Records:
--------------------------------

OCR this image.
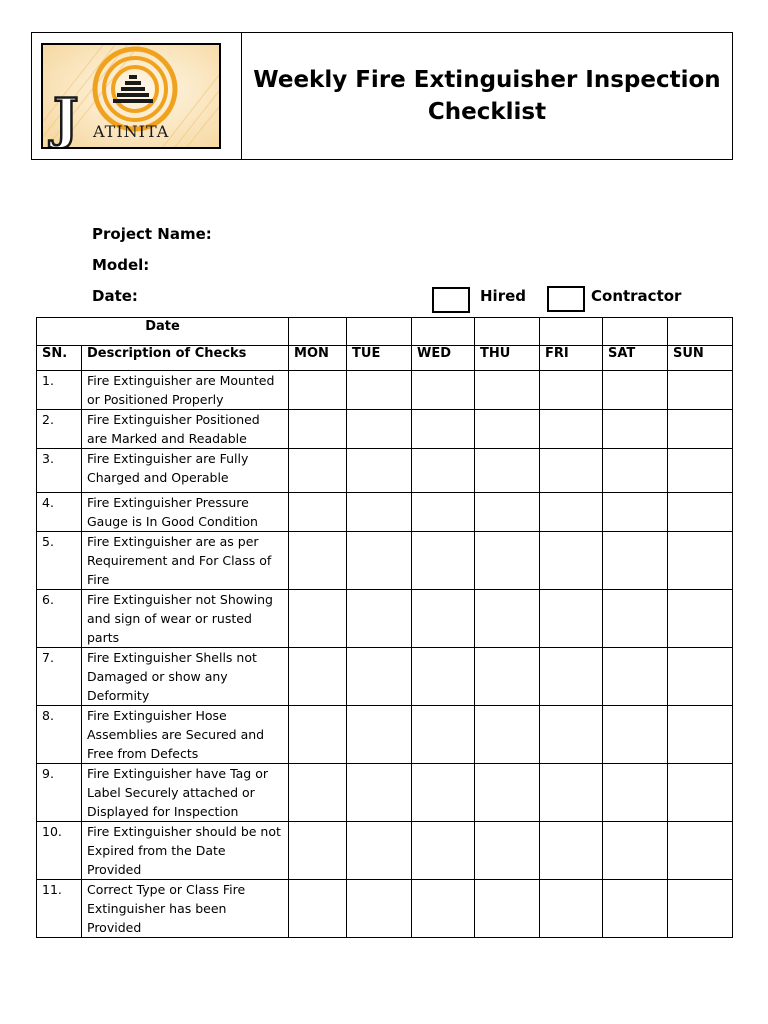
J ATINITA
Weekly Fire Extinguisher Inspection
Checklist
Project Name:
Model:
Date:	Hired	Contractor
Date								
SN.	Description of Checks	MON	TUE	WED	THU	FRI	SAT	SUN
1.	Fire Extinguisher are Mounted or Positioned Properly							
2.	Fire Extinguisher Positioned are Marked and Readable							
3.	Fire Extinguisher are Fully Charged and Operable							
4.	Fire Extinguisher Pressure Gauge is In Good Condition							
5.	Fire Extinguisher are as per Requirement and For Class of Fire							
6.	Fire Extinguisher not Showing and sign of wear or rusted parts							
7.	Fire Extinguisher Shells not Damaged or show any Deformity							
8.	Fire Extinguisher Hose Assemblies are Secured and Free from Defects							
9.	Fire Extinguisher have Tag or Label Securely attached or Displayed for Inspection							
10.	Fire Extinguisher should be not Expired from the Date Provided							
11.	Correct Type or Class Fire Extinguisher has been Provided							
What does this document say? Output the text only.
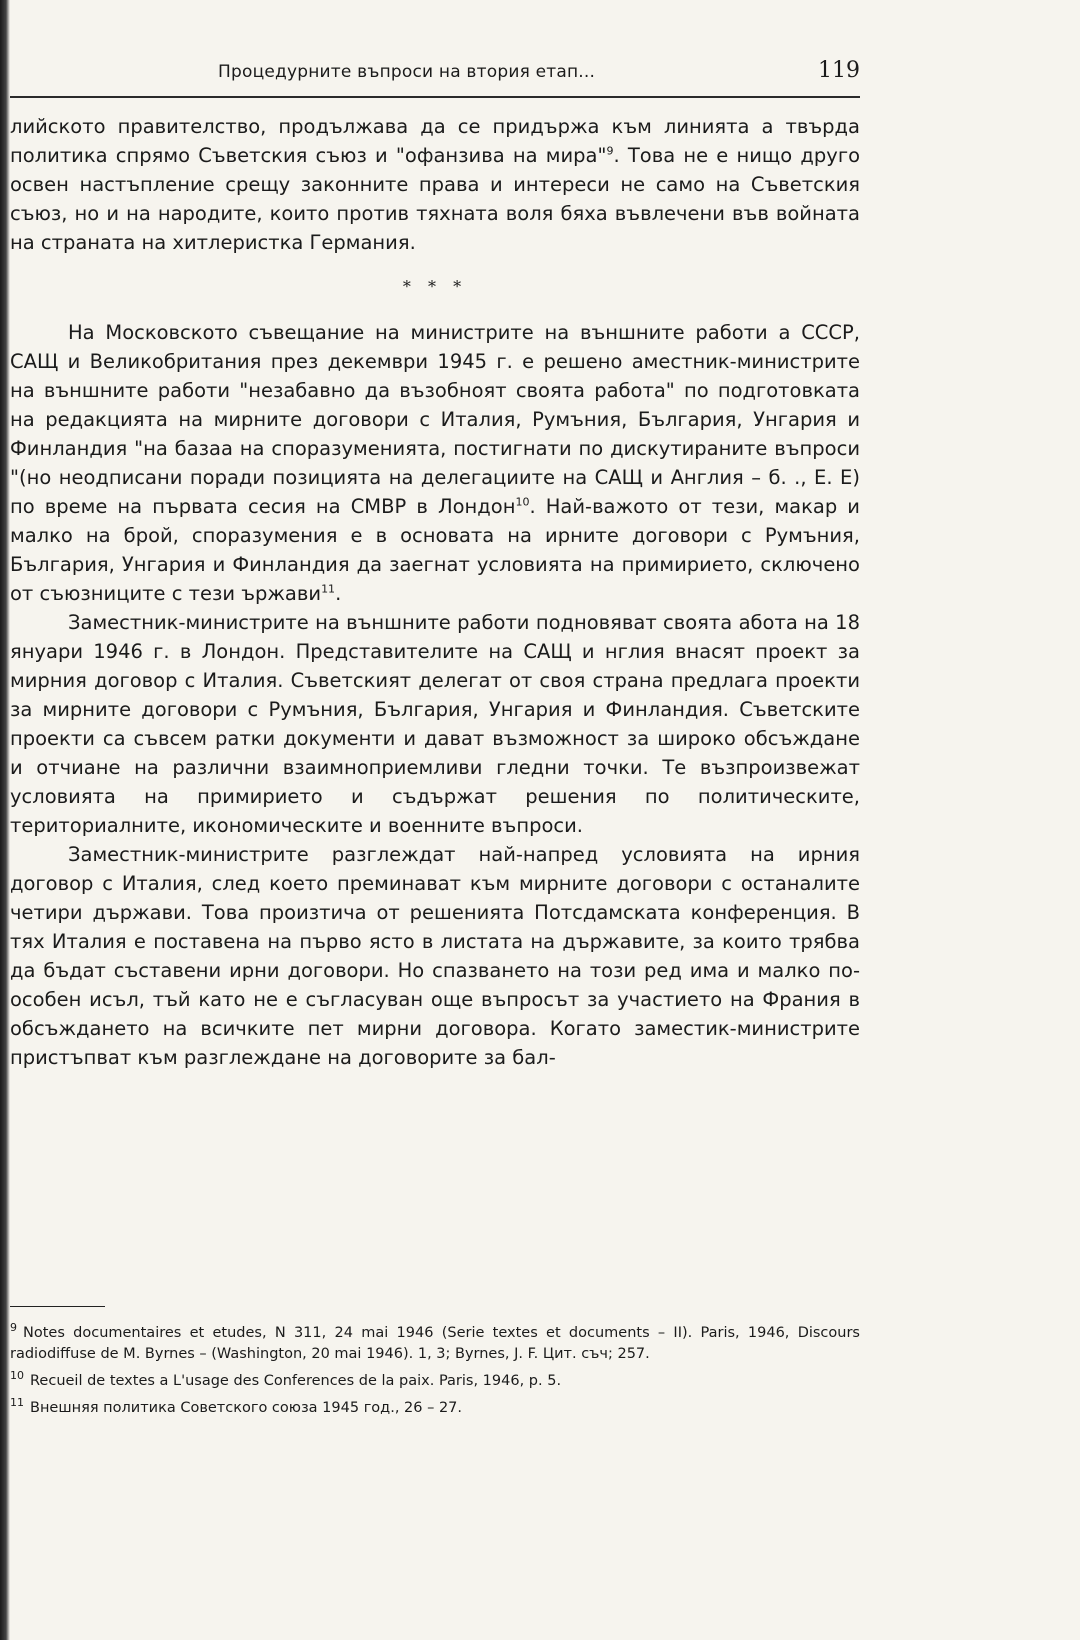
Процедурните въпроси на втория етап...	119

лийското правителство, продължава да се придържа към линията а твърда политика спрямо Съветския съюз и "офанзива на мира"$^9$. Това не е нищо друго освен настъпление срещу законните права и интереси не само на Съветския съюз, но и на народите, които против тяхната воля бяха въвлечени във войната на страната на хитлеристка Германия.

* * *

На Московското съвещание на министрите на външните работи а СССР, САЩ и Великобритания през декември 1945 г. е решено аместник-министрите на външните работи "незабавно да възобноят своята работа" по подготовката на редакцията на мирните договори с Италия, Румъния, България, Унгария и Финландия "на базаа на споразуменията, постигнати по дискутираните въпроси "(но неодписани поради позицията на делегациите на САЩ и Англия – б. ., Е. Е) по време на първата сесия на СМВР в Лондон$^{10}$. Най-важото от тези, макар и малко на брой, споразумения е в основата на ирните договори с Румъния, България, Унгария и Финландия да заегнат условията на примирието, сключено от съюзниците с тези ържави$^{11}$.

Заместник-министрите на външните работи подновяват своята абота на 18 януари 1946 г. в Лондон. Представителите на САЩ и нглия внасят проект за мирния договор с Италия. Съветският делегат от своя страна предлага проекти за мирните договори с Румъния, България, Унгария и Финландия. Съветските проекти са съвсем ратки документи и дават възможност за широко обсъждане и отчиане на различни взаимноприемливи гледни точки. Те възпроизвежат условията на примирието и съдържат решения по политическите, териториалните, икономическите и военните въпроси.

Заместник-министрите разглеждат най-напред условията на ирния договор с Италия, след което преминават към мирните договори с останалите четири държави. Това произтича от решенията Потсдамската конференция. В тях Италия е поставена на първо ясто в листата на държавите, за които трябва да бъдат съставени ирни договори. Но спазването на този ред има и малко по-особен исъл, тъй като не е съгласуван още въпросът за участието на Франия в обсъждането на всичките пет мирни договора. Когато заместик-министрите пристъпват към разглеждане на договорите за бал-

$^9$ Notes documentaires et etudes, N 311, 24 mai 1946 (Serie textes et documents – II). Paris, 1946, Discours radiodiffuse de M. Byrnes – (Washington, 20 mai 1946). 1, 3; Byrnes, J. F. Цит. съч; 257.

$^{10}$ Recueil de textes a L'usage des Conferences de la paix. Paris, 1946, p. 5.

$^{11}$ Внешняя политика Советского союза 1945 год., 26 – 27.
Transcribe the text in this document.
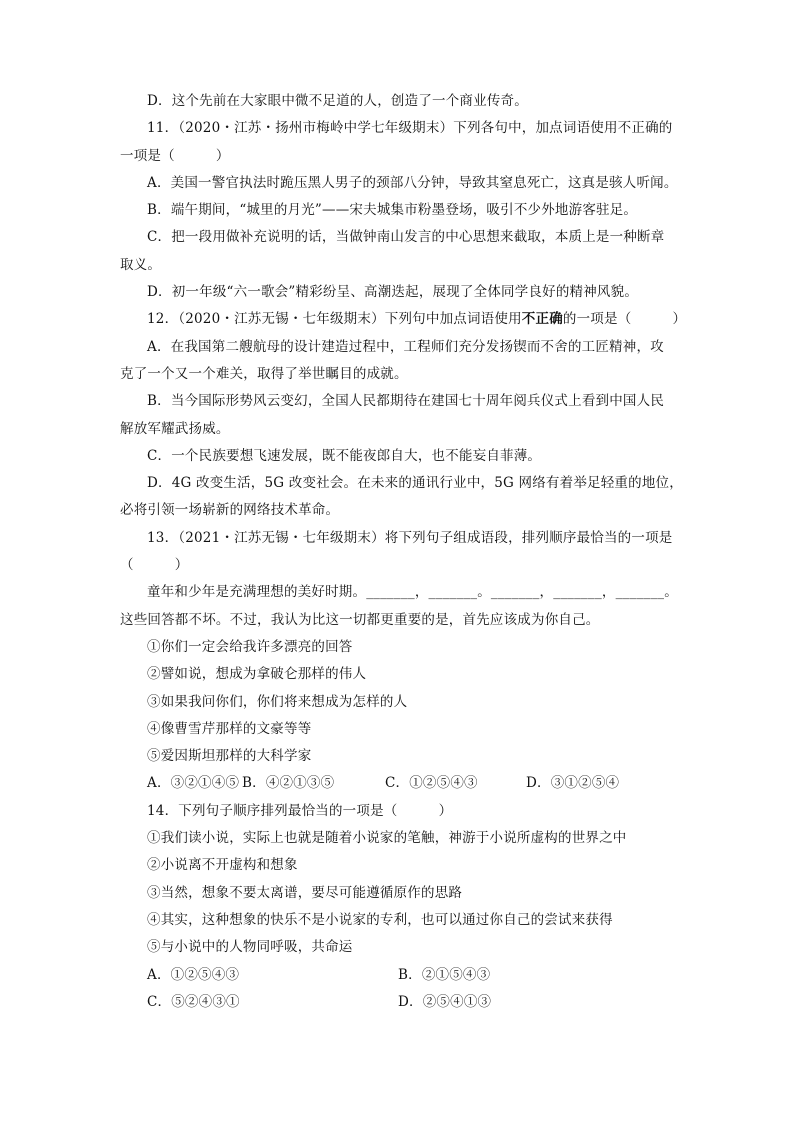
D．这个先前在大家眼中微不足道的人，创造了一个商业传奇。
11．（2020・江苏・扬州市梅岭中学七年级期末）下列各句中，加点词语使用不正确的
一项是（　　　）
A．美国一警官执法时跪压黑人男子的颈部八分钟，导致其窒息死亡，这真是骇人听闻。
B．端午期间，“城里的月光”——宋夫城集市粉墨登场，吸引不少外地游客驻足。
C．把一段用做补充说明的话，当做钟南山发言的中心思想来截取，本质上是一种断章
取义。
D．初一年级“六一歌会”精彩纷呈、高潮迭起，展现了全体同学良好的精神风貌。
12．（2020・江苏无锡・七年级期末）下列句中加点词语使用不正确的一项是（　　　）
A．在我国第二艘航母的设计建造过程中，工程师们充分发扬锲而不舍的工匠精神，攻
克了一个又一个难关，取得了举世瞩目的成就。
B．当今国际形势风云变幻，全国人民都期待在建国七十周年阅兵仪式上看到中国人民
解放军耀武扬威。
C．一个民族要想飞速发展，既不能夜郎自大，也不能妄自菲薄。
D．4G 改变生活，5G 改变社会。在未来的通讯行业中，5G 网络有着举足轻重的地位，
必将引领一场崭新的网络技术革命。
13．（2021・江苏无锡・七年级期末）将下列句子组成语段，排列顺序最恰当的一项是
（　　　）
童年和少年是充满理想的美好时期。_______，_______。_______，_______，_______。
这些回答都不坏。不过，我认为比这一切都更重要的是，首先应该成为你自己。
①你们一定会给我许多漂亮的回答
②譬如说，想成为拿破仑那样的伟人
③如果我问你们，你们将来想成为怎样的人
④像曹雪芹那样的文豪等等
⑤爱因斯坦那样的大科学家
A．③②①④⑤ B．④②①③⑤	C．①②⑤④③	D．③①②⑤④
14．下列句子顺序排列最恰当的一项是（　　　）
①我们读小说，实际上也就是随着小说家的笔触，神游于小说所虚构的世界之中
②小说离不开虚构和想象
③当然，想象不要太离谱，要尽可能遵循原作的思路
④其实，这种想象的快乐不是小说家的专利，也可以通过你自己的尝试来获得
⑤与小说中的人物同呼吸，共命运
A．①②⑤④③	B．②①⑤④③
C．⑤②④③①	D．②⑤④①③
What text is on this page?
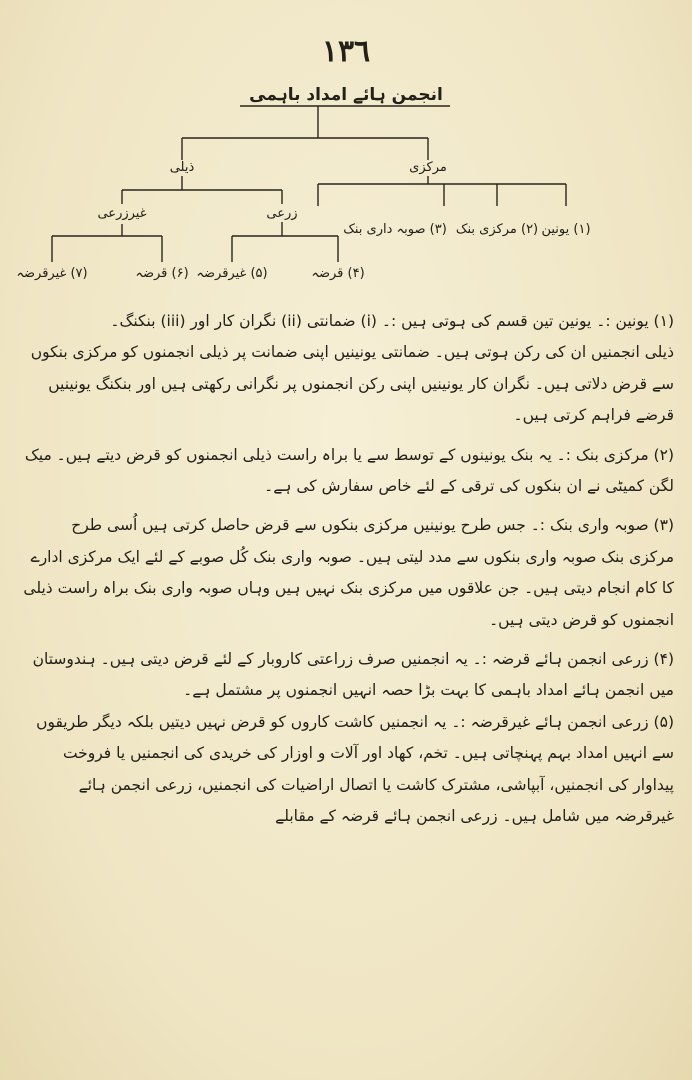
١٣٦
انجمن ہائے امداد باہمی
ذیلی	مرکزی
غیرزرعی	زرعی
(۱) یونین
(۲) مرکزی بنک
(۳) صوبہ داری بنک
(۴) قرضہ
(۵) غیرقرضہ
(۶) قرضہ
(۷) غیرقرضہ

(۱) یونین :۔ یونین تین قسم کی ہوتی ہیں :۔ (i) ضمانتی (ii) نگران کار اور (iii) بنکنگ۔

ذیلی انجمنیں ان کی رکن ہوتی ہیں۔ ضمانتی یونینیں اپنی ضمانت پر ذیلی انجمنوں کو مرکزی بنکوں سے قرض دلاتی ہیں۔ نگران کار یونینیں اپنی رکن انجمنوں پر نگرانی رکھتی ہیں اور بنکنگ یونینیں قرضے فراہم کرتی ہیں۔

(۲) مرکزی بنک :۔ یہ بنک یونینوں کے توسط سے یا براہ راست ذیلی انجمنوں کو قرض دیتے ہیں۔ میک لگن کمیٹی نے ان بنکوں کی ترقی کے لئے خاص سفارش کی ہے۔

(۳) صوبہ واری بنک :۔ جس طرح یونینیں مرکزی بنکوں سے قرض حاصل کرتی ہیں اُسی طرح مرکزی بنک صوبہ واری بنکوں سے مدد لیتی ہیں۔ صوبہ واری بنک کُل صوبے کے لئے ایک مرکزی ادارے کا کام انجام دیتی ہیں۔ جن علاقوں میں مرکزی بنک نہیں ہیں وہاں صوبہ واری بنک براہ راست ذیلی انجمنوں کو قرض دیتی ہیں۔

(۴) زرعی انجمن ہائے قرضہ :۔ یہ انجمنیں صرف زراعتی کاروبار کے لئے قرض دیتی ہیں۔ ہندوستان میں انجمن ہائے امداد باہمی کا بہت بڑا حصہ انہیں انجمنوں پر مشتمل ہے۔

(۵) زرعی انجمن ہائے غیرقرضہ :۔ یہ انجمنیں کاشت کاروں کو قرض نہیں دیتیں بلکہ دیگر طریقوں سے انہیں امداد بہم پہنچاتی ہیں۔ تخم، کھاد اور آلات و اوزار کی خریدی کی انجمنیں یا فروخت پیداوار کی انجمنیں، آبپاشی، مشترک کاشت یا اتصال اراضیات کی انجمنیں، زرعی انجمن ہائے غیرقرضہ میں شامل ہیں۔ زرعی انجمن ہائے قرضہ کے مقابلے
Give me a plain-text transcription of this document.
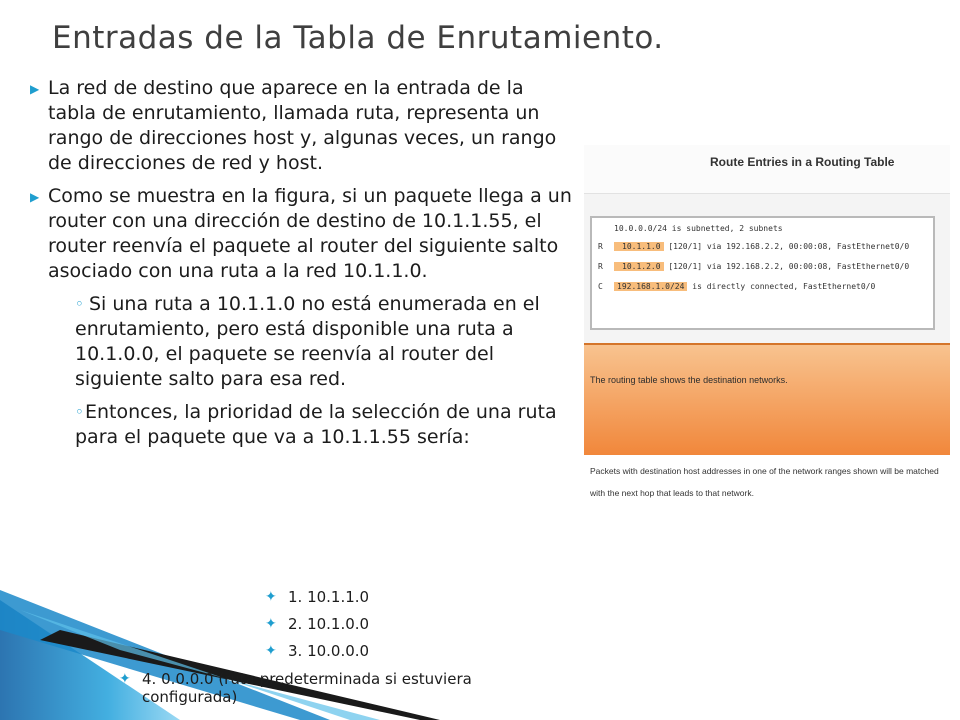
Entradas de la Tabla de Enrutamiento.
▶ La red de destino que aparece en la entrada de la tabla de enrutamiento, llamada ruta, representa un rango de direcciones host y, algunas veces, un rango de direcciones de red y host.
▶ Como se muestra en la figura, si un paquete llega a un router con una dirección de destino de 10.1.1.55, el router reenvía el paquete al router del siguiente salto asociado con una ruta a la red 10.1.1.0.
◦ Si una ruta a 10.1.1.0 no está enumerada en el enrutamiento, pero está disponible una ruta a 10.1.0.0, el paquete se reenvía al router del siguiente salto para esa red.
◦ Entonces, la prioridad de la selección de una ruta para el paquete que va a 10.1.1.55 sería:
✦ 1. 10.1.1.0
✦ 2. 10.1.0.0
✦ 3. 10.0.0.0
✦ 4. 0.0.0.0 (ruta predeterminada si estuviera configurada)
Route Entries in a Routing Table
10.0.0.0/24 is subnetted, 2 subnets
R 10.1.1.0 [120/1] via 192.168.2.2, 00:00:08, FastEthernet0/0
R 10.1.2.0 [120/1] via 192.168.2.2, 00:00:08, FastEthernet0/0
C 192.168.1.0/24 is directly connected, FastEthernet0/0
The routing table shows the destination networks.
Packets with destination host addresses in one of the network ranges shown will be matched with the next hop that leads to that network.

--------------------------------

Exercise prompt: Collect every line with the string "صوبہ" from the records, and copy each.

Full solution:
(۳) صوبہ داری بنک
(۳) صوبہ واری بنک :۔ جس طرح یونینیں مرکزی بنکوں سے قرض حاصل کرتی ہیں اُسی طرح مرکزی بنک صوبہ واری بنکوں سے مدد لیتی ہیں۔ صوبہ واری بنک کُل صوبے کے لئے ایک مرکزی ادارے کا کام انجام دیتی ہیں۔ جن علاقوں میں مرکزی بنک نہیں ہیں وہاں صوبہ واری بنک براہ راست ذیلی انجمنوں کو قرض دیتی ہیں۔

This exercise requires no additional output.